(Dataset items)
/---

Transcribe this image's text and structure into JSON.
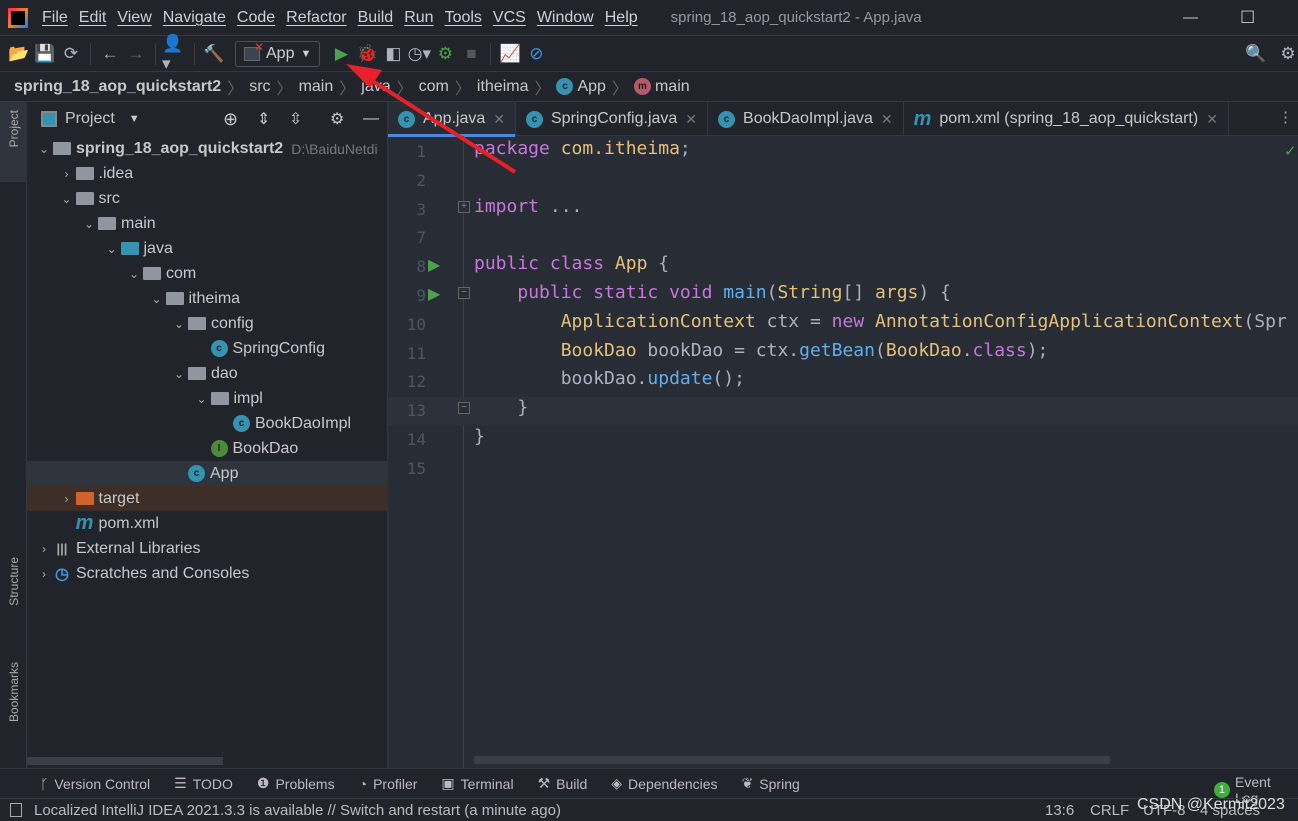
{
  "window": {
    "title": "spring_18_aop_quickstart2 - App.java",
    "logo": "intellij-logo",
    "minimize": "—",
    "maximize": "☐"
  },
  "menu": [
    "File",
    "Edit",
    "View",
    "Navigate",
    "Code",
    "Refactor",
    "Build",
    "Run",
    "Tools",
    "VCS",
    "Window",
    "Help"
  ],
  "toolbar": {
    "run_config": "App"
  },
  "breadcrumb": [
    "spring_18_aop_quickstart2",
    "src",
    "main",
    "java",
    "com",
    "itheima",
    "App",
    "main"
  ],
  "project": {
    "title": "Project",
    "tree": [
      {
        "label": "spring_18_aop_quickstart2",
        "path": "D:\\BaiduNetdi",
        "depth": 0,
        "arrow": "open",
        "icon": "module"
      },
      {
        "label": ".idea",
        "depth": 1,
        "arrow": "closed",
        "icon": "folder"
      },
      {
        "label": "src",
        "depth": 1,
        "arrow": "open",
        "icon": "folder"
      },
      {
        "label": "main",
        "depth": 2,
        "arrow": "open",
        "icon": "folder"
      },
      {
        "label": "java",
        "depth": 3,
        "arrow": "open",
        "icon": "source-folder"
      },
      {
        "label": "com",
        "depth": 4,
        "arrow": "open",
        "icon": "package"
      },
      {
        "label": "itheima",
        "depth": 5,
        "arrow": "open",
        "icon": "package"
      },
      {
        "label": "config",
        "depth": 6,
        "arrow": "open",
        "icon": "package"
      },
      {
        "label": "SpringConfig",
        "depth": 7,
        "arrow": "",
        "icon": "class"
      },
      {
        "label": "dao",
        "depth": 6,
        "arrow": "open",
        "icon": "package"
      },
      {
        "label": "impl",
        "depth": 7,
        "arrow": "open",
        "icon": "package"
      },
      {
        "label": "BookDaoImpl",
        "depth": 8,
        "arrow": "",
        "icon": "class"
      },
      {
        "label": "BookDao",
        "depth": 7,
        "arrow": "",
        "icon": "interface"
      },
      {
        "label": "App",
        "depth": 6,
        "arrow": "",
        "icon": "class-runnable",
        "selected": true
      },
      {
        "label": "target",
        "depth": 1,
        "arrow": "closed",
        "icon": "excluded-folder",
        "highlight": true
      },
      {
        "label": "pom.xml",
        "depth": 1,
        "arrow": "",
        "icon": "maven"
      },
      {
        "label": "External Libraries",
        "depth": 0,
        "arrow": "closed",
        "icon": "libraries"
      },
      {
        "label": "Scratches and Consoles",
        "depth": 0,
        "arrow": "closed",
        "icon": "scratches"
      }
    ]
  },
  "side_tabs": {
    "project": "Project",
    "structure": "Structure",
    "bookmarks": "Bookmarks"
  },
  "tabs": [
    {
      "label": "App.java",
      "icon": "class",
      "active": true
    },
    {
      "label": "SpringConfig.java",
      "icon": "class"
    },
    {
      "label": "BookDaoImpl.java",
      "icon": "class"
    },
    {
      "label": "pom.xml (spring_18_aop_quickstart)",
      "icon": "maven"
    }
  ],
  "code": [
    {
      "n": "1",
      "t": [
        [
          "kw",
          "package "
        ],
        [
          "ty",
          "com.itheima"
        ],
        [
          "id",
          ";"
        ]
      ]
    },
    {
      "n": "2",
      "t": []
    },
    {
      "n": "3",
      "t": [
        [
          "kw",
          "import "
        ],
        [
          "id",
          "..."
        ]
      ],
      "fold": "plus"
    },
    {
      "n": "7",
      "t": []
    },
    {
      "n": "8",
      "t": [
        [
          "kw",
          "public class "
        ],
        [
          "ty",
          "App "
        ],
        [
          "id",
          "{"
        ]
      ],
      "run": true
    },
    {
      "n": "9",
      "t": [
        [
          "id",
          "    "
        ],
        [
          "kw",
          "public static void "
        ],
        [
          "fn",
          "main"
        ],
        [
          "id",
          "("
        ],
        [
          "ty",
          "String"
        ],
        [
          "id",
          "[] "
        ],
        [
          "ty",
          "args"
        ],
        [
          "id",
          ") {"
        ]
      ],
      "run": true,
      "fold": "minus"
    },
    {
      "n": "10",
      "t": [
        [
          "id",
          "        "
        ],
        [
          "ty",
          "ApplicationContext "
        ],
        [
          "id",
          "ctx = "
        ],
        [
          "kw",
          "new "
        ],
        [
          "ty",
          "AnnotationConfigApplicationContext"
        ],
        [
          "id",
          "(Spr"
        ]
      ]
    },
    {
      "n": "11",
      "t": [
        [
          "id",
          "        "
        ],
        [
          "ty",
          "BookDao "
        ],
        [
          "id",
          "bookDao = ctx."
        ],
        [
          "fn",
          "getBean"
        ],
        [
          "id",
          "("
        ],
        [
          "ty",
          "BookDao"
        ],
        [
          "id",
          "."
        ],
        [
          "kw",
          "class"
        ],
        [
          "id",
          ");"
        ]
      ]
    },
    {
      "n": "12",
      "t": [
        [
          "id",
          "        bookDao."
        ],
        [
          "fn",
          "update"
        ],
        [
          "id",
          "();"
        ]
      ]
    },
    {
      "n": "13",
      "t": [
        [
          "id",
          "    }"
        ]
      ],
      "current": true,
      "fold": "end"
    },
    {
      "n": "14",
      "t": [
        [
          "id",
          "}"
        ]
      ]
    },
    {
      "n": "15",
      "t": []
    }
  ],
  "bottom_tools": [
    {
      "label": "Version Control",
      "icon": "branch-icon"
    },
    {
      "label": "TODO",
      "icon": "list-icon"
    },
    {
      "label": "Problems",
      "icon": "warning-icon"
    },
    {
      "label": "Profiler",
      "icon": "profiler-icon"
    },
    {
      "label": "Terminal",
      "icon": "terminal-icon"
    },
    {
      "label": "Build",
      "icon": "hammer-icon"
    },
    {
      "label": "Dependencies",
      "icon": "layers-icon"
    },
    {
      "label": "Spring",
      "icon": "leaf-icon"
    }
  ],
  "event_log": {
    "count": "1",
    "label": "Event Log"
  },
  "status": {
    "message": "Localized IntelliJ IDEA 2021.3.3 is available // Switch and restart (a minute ago)",
    "position": "13:6",
    "line_sep": "CRLF",
    "encoding": "UTF-8",
    "indent": "4 spaces"
  },
  "watermark": "CSDN @Kermit2023",
  "colors": {
    "keyword": "#c678dd",
    "type": "#e5c07b",
    "method": "#61afef",
    "arrow": "#e8202a"
  }
}
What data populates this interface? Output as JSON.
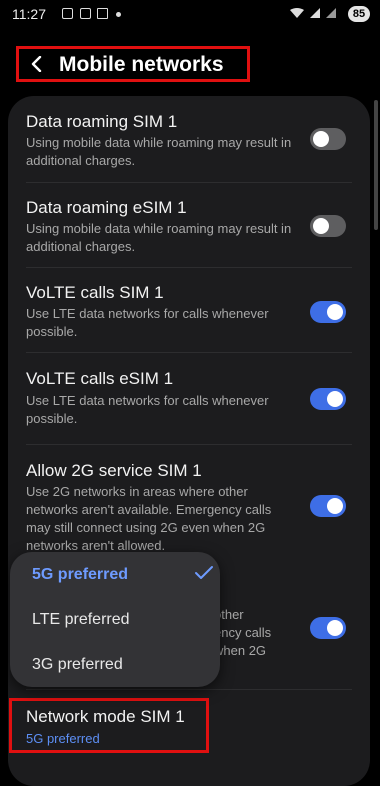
{
  "status_bar": {
    "time": "11:27",
    "battery": "85"
  },
  "header": {
    "title": "Mobile networks"
  },
  "settings": [
    {
      "title": "Data roaming SIM 1",
      "desc": "Using mobile data while roaming may result in additional charges.",
      "toggle": "off"
    },
    {
      "title": "Data roaming eSIM 1",
      "desc": "Using mobile data while roaming may result in additional charges.",
      "toggle": "off"
    },
    {
      "title": "VoLTE calls SIM 1",
      "desc": "Use LTE data networks for calls whenever possible.",
      "toggle": "on"
    },
    {
      "title": "VoLTE calls eSIM 1",
      "desc": "Use LTE data networks for calls whenever possible.",
      "toggle": "on"
    },
    {
      "title": "Allow 2G service SIM 1",
      "desc": "Use 2G networks in areas where other networks aren't available. Emergency calls may still connect using 2G even when 2G networks aren't allowed.",
      "toggle": "on"
    },
    {
      "partial_desc_line1": "other",
      "partial_desc_line2": "ency calls",
      "partial_desc_line3": "when 2G",
      "toggle": "on"
    }
  ],
  "network_mode": {
    "title": "Network mode SIM 1",
    "value": "5G preferred"
  },
  "dropdown": {
    "options": [
      "5G preferred",
      "LTE preferred",
      "3G preferred"
    ],
    "selected": "5G preferred"
  },
  "colors": {
    "accent": "#3e6ee6",
    "highlight": "#e01010",
    "selected_text": "#6e9bff"
  }
}
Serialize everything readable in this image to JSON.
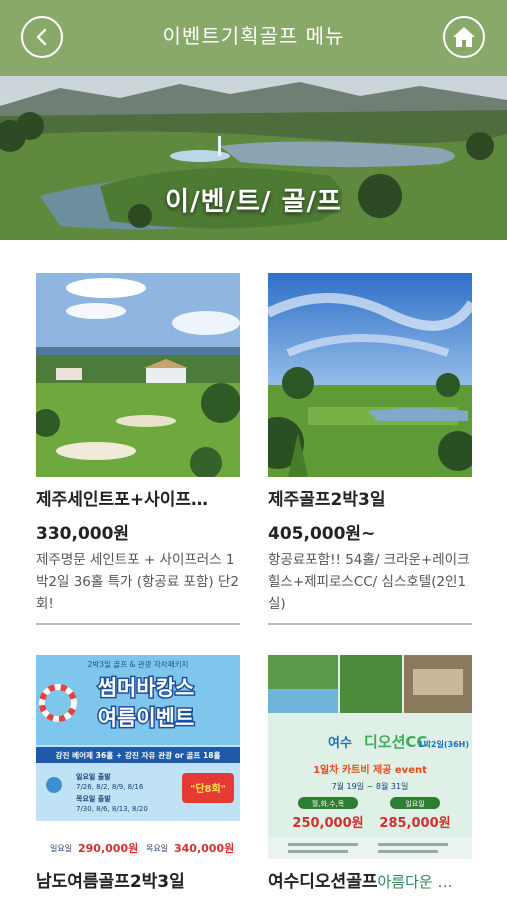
{
  "header": {
    "title": "이벤트기획골프 메뉴",
    "back_icon": "chevron-left-icon",
    "home_icon": "home-icon"
  },
  "banner": {
    "title": "이/벤/트/ 골/프"
  },
  "products": [
    {
      "name": "제주세인트포+사이프…",
      "price": "330,000원",
      "desc": "제주명문 세인트포 + 사이프러스 1박2일 36홀 특가 (항공료 포함) 단2회!"
    },
    {
      "name": "제주골프2박3일",
      "price": "405,000원~",
      "desc": "항공료포함!! 54홀/ 크라운+레이크힐스+제피로스CC/ 심스호텔(2인1실)"
    },
    {
      "name": "남도여름골프2박3일",
      "poster": {
        "top": "2박3일 골프 & 관광 자차패키지",
        "headline1": "썸머바캉스",
        "headline2": "여름이벤트",
        "line": "강진 베어제 36홀 + 강진 자유 관광 or 골프 18홀",
        "sun_dates": "7/26, 8/2, 8/9, 8/16",
        "wed_dates": "7/30, 8/6, 8/13, 8/20",
        "sun_label": "일요일 출발",
        "wed_label": "목요일 출발",
        "badge": "\"단8회\"",
        "price1_label": "일요일",
        "price1": "290,000원",
        "price2_label": "목요일",
        "price2": "340,000원"
      }
    },
    {
      "name": "여수디오션골프",
      "name_sub": "아름다운 …",
      "poster": {
        "title_prefix": "여수",
        "title_main": "디오션CC",
        "title_suffix": "1박2일(36H)",
        "event": "1일차 카트비 제공 event",
        "dates": "7월 19일 ~ 8월 31일",
        "label1": "월,화,수,목",
        "label2": "일요일",
        "price1": "250,000원",
        "price2": "285,000원"
      }
    }
  ]
}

\---

▶ WHAT IS ASKED
From the line holding "Serialize everything readable" to the last line of the listing, please output each line exactly as it stands. Pictures stay out of the copy.

▶ EXERCISE OUTPUT
Serialize everything readable in this image to JSON.
{
  "header": {
    "title": "이벤트기획골프 메뉴",
    "back_icon": "chevron-left-icon",
    "home_icon": "home-icon"
  },
  "banner": {
    "title": "이/벤/트/ 골/프"
  },
  "products": [
    {
      "name": "제주세인트포+사이프…",
      "price": "330,000원",
      "desc": "제주명문 세인트포 + 사이프러스 1박2일 36홀 특가 (항공료 포함) 단2회!"
    },
    {
      "name": "제주골프2박3일",
      "price": "405,000원~",
      "desc": "항공료포함!! 54홀/ 크라운+레이크힐스+제피로스CC/ 심스호텔(2인1실)"
    },
    {
      "name": "남도여름골프2박3일",
      "poster": {
        "top": "2박3일 골프 & 관광 자차패키지",
        "headline1": "썸머바캉스",
        "headline2": "여름이벤트",
        "line": "강진 베어제 36홀 + 강진 자유 관광 or 골프 18홀",
        "sun_dates": "7/26, 8/2, 8/9, 8/16",
        "wed_dates": "7/30, 8/6, 8/13, 8/20",
        "sun_label": "일요일 출발",
        "wed_label": "목요일 출발",
        "badge": "\"단8회\"",
        "price1_label": "일요일",
        "price1": "290,000원",
        "price2_label": "목요일",
        "price2": "340,000원"
      }
    },
    {
      "name": "여수디오션골프",
      "name_sub": "아름다운 …",
      "poster": {
        "title_prefix": "여수",
        "title_main": "디오션CC",
        "title_suffix": "1박2일(36H)",
        "event": "1일차 카트비 제공 event",
        "dates": "7월 19일 ~ 8월 31일",
        "label1": "월,화,수,목",
        "label2": "일요일",
        "price1": "250,000원",
        "price2": "285,000원"
      }
    }
  ]
}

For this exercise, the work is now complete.